Short exercise: Make an exact copy of all the entries, but do not reproduce the pictures.

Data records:

══════

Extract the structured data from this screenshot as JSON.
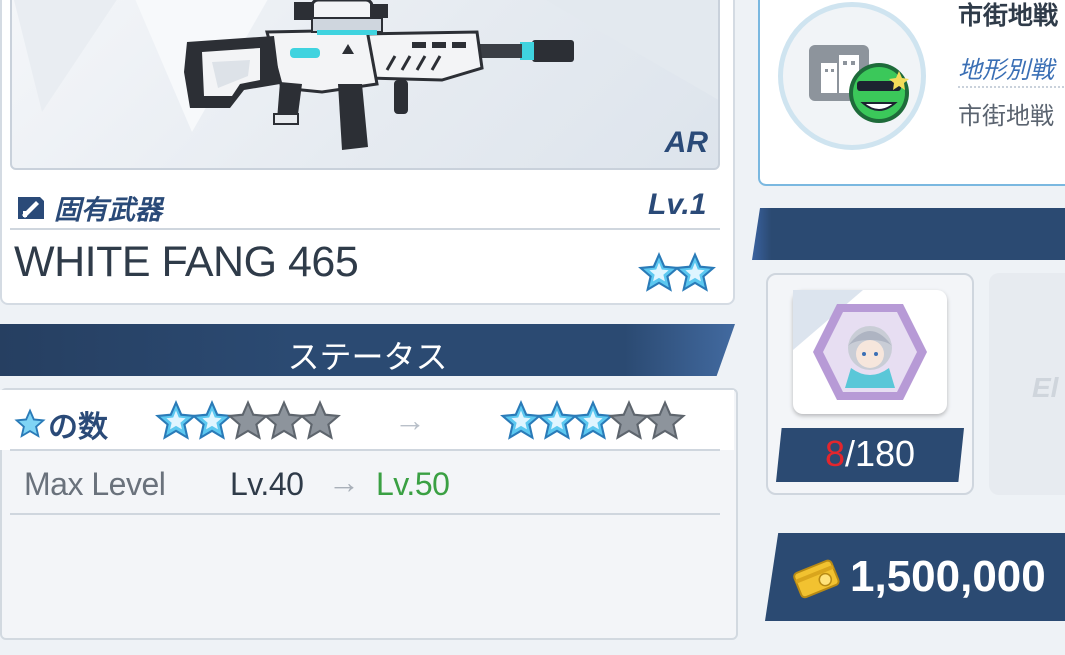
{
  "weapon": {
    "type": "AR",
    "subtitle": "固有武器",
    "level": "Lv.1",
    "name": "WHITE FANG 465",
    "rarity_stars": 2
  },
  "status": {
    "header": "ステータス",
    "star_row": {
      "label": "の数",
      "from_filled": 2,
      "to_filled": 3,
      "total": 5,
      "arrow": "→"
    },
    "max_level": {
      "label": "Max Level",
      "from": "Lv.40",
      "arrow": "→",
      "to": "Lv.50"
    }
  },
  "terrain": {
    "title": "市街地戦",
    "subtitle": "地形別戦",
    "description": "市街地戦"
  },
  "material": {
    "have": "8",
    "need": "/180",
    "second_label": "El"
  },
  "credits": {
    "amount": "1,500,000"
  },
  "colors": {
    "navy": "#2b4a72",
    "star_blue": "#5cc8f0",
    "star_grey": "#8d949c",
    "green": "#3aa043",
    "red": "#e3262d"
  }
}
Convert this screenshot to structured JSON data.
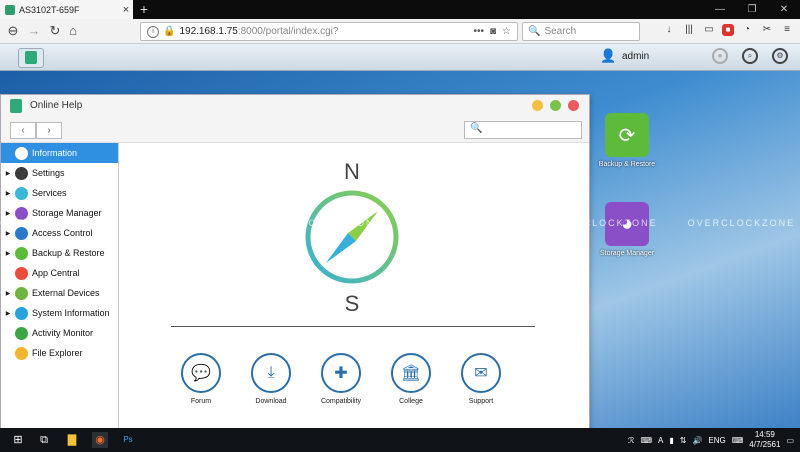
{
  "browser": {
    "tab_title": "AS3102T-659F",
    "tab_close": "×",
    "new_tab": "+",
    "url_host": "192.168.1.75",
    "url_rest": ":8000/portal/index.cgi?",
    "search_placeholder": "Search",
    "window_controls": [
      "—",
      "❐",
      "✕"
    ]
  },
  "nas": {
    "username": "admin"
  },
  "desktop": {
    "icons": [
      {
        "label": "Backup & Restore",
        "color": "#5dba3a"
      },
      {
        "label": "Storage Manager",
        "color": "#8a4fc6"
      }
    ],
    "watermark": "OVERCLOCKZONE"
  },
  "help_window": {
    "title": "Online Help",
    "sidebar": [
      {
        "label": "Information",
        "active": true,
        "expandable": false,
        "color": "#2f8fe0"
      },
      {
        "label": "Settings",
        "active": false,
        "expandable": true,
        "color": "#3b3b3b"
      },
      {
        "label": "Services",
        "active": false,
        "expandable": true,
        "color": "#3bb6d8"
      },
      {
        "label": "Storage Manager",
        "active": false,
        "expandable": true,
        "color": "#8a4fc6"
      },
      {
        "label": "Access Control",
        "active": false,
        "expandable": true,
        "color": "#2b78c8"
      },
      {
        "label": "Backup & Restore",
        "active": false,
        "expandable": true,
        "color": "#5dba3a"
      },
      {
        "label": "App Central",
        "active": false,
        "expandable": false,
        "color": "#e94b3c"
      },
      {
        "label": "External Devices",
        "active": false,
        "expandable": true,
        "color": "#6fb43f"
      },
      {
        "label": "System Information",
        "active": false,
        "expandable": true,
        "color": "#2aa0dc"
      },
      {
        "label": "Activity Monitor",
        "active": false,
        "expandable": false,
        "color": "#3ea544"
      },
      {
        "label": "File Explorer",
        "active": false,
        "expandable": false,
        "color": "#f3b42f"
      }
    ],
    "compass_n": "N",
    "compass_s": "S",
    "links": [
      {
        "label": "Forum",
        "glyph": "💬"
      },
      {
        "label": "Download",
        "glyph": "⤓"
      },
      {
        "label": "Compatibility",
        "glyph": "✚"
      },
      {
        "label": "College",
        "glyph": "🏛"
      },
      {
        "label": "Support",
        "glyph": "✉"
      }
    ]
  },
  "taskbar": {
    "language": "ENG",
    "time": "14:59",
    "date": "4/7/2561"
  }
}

══════

Expected output:
Extract the structured data from this screenshot as JSON.
{
  "weapon": {
    "type": "AR",
    "subtitle": "固有武器",
    "level": "Lv.1",
    "name": "WHITE FANG 465",
    "rarity_stars": 2
  },
  "status": {
    "header": "ステータス",
    "star_row": {
      "label": "の数",
      "from_filled": 2,
      "to_filled": 3,
      "total": 5,
      "arrow": "→"
    },
    "max_level": {
      "label": "Max Level",
      "from": "Lv.40",
      "arrow": "→",
      "to": "Lv.50"
    }
  },
  "terrain": {
    "title": "市街地戦",
    "subtitle": "地形別戦",
    "description": "市街地戦"
  },
  "material": {
    "have": "8",
    "need": "/180",
    "second_label": "El"
  },
  "credits": {
    "amount": "1,500,000"
  },
  "colors": {
    "navy": "#2b4a72",
    "star_blue": "#5cc8f0",
    "star_grey": "#8d949c",
    "green": "#3aa043",
    "red": "#e3262d"
  }
}
Convert this screenshot to structured JSON data.
{
  "browser": {
    "tab_title": "AS3102T-659F",
    "tab_close": "×",
    "new_tab": "+",
    "url_host": "192.168.1.75",
    "url_rest": ":8000/portal/index.cgi?",
    "search_placeholder": "Search",
    "window_controls": [
      "—",
      "❐",
      "✕"
    ]
  },
  "nas": {
    "username": "admin"
  },
  "desktop": {
    "icons": [
      {
        "label": "Backup & Restore",
        "color": "#5dba3a"
      },
      {
        "label": "Storage Manager",
        "color": "#8a4fc6"
      }
    ],
    "watermark": "OVERCLOCKZONE"
  },
  "help_window": {
    "title": "Online Help",
    "sidebar": [
      {
        "label": "Information",
        "active": true,
        "expandable": false,
        "color": "#2f8fe0"
      },
      {
        "label": "Settings",
        "active": false,
        "expandable": true,
        "color": "#3b3b3b"
      },
      {
        "label": "Services",
        "active": false,
        "expandable": true,
        "color": "#3bb6d8"
      },
      {
        "label": "Storage Manager",
        "active": false,
        "expandable": true,
        "color": "#8a4fc6"
      },
      {
        "label": "Access Control",
        "active": false,
        "expandable": true,
        "color": "#2b78c8"
      },
      {
        "label": "Backup & Restore",
        "active": false,
        "expandable": true,
        "color": "#5dba3a"
      },
      {
        "label": "App Central",
        "active": false,
        "expandable": false,
        "color": "#e94b3c"
      },
      {
        "label": "External Devices",
        "active": false,
        "expandable": true,
        "color": "#6fb43f"
      },
      {
        "label": "System Information",
        "active": false,
        "expandable": true,
        "color": "#2aa0dc"
      },
      {
        "label": "Activity Monitor",
        "active": false,
        "expandable": false,
        "color": "#3ea544"
      },
      {
        "label": "File Explorer",
        "active": false,
        "expandable": false,
        "color": "#f3b42f"
      }
    ],
    "compass_n": "N",
    "compass_s": "S",
    "links": [
      {
        "label": "Forum",
        "glyph": "💬"
      },
      {
        "label": "Download",
        "glyph": "⤓"
      },
      {
        "label": "Compatibility",
        "glyph": "✚"
      },
      {
        "label": "College",
        "glyph": "🏛"
      },
      {
        "label": "Support",
        "glyph": "✉"
      }
    ]
  },
  "taskbar": {
    "language": "ENG",
    "time": "14:59",
    "date": "4/7/2561"
  }
}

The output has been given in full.